▸ **What the task asks**
Every line of the records below should be restated exactly.
>>>
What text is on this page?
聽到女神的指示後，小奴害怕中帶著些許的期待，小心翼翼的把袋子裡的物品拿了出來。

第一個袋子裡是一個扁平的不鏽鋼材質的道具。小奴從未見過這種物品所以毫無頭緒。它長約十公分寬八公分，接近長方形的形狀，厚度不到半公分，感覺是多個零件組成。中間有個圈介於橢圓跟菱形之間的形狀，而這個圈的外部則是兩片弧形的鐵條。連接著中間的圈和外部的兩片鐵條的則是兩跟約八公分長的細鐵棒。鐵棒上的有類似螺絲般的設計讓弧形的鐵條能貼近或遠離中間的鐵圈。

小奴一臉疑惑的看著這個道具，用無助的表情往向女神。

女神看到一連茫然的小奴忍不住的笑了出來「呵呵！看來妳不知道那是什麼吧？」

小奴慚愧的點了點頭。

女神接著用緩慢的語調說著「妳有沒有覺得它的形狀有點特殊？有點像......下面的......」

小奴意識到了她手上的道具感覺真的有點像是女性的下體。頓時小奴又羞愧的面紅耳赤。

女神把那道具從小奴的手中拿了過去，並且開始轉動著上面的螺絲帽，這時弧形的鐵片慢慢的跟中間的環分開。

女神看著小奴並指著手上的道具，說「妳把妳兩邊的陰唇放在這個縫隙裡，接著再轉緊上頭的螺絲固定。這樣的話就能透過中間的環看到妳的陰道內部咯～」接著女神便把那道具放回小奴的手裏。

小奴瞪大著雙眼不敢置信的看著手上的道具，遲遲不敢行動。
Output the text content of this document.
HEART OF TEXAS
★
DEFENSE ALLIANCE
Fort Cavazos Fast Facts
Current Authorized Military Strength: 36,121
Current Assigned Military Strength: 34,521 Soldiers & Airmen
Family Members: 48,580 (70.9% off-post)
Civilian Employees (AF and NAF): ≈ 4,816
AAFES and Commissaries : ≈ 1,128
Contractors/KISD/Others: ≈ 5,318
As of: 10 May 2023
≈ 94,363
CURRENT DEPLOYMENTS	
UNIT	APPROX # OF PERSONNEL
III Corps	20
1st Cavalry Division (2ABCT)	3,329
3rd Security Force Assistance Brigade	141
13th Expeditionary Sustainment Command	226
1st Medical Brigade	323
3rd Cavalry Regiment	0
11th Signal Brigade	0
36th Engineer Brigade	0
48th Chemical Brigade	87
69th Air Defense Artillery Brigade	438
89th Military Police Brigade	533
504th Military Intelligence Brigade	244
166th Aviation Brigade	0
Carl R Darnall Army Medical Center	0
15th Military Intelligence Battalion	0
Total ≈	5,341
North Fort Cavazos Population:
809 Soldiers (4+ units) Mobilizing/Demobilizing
<<<
▸ **Full solution**
What text is on this page?
聽到女神的指示後，小奴害怕中帶著些許的期待，小心翼翼的把袋子裡的物品拿了出來。

第一個袋子裡是一個扁平的不鏽鋼材質的道具。小奴從未見過這種物品所以毫無頭緒。它長約十公分寬八公分，接近長方形的形狀，厚度不到半公分，感覺是多個零件組成。中間有個圈介於橢圓跟菱形之間的形狀，而這個圈的外部則是兩片弧形的鐵條。連接著中間的圈和外部的兩片鐵條的則是兩跟約八公分長的細鐵棒。鐵棒上的有類似螺絲般的設計讓弧形的鐵條能貼近或遠離中間的鐵圈。

小奴一臉疑惑的看著這個道具，用無助的表情往向女神。

女神看到一連茫然的小奴忍不住的笑了出來「呵呵！看來妳不知道那是什麼吧？」

小奴慚愧的點了點頭。

女神接著用緩慢的語調說著「妳有沒有覺得它的形狀有點特殊？有點像......下面的......」

小奴意識到了她手上的道具感覺真的有點像是女性的下體。頓時小奴又羞愧的面紅耳赤。

女神把那道具從小奴的手中拿了過去，並且開始轉動著上面的螺絲帽，這時弧形的鐵片慢慢的跟中間的環分開。

女神看著小奴並指著手上的道具，說「妳把妳兩邊的陰唇放在這個縫隙裡，接著再轉緊上頭的螺絲固定。這樣的話就能透過中間的環看到妳的陰道內部咯～」接著女神便把那道具放回小奴的手裏。

小奴瞪大著雙眼不敢置信的看著手上的道具，遲遲不敢行動。
Output the text content of this document.
HEART OF TEXAS
★
DEFENSE ALLIANCE
Fort Cavazos Fast Facts
Current Authorized Military Strength: 36,121
Current Assigned Military Strength: 34,521 Soldiers & Airmen
Family Members: 48,580 (70.9% off-post)
Civilian Employees (AF and NAF): ≈ 4,816
AAFES and Commissaries : ≈ 1,128
Contractors/KISD/Others: ≈ 5,318
As of: 10 May 2023
≈ 94,363
CURRENT DEPLOYMENTS	
UNIT	APPROX # OF PERSONNEL
III Corps	20
1st Cavalry Division (2ABCT)	3,329
3rd Security Force Assistance Brigade	141
13th Expeditionary Sustainment Command	226
1st Medical Brigade	323
3rd Cavalry Regiment	0
11th Signal Brigade	0
36th Engineer Brigade	0
48th Chemical Brigade	87
69th Air Defense Artillery Brigade	438
89th Military Police Brigade	533
504th Military Intelligence Brigade	244
166th Aviation Brigade	0
Carl R Darnall Army Medical Center	0
15th Military Intelligence Battalion	0
Total ≈	5,341
North Fort Cavazos Population:
809 Soldiers (4+ units) Mobilizing/Demobilizing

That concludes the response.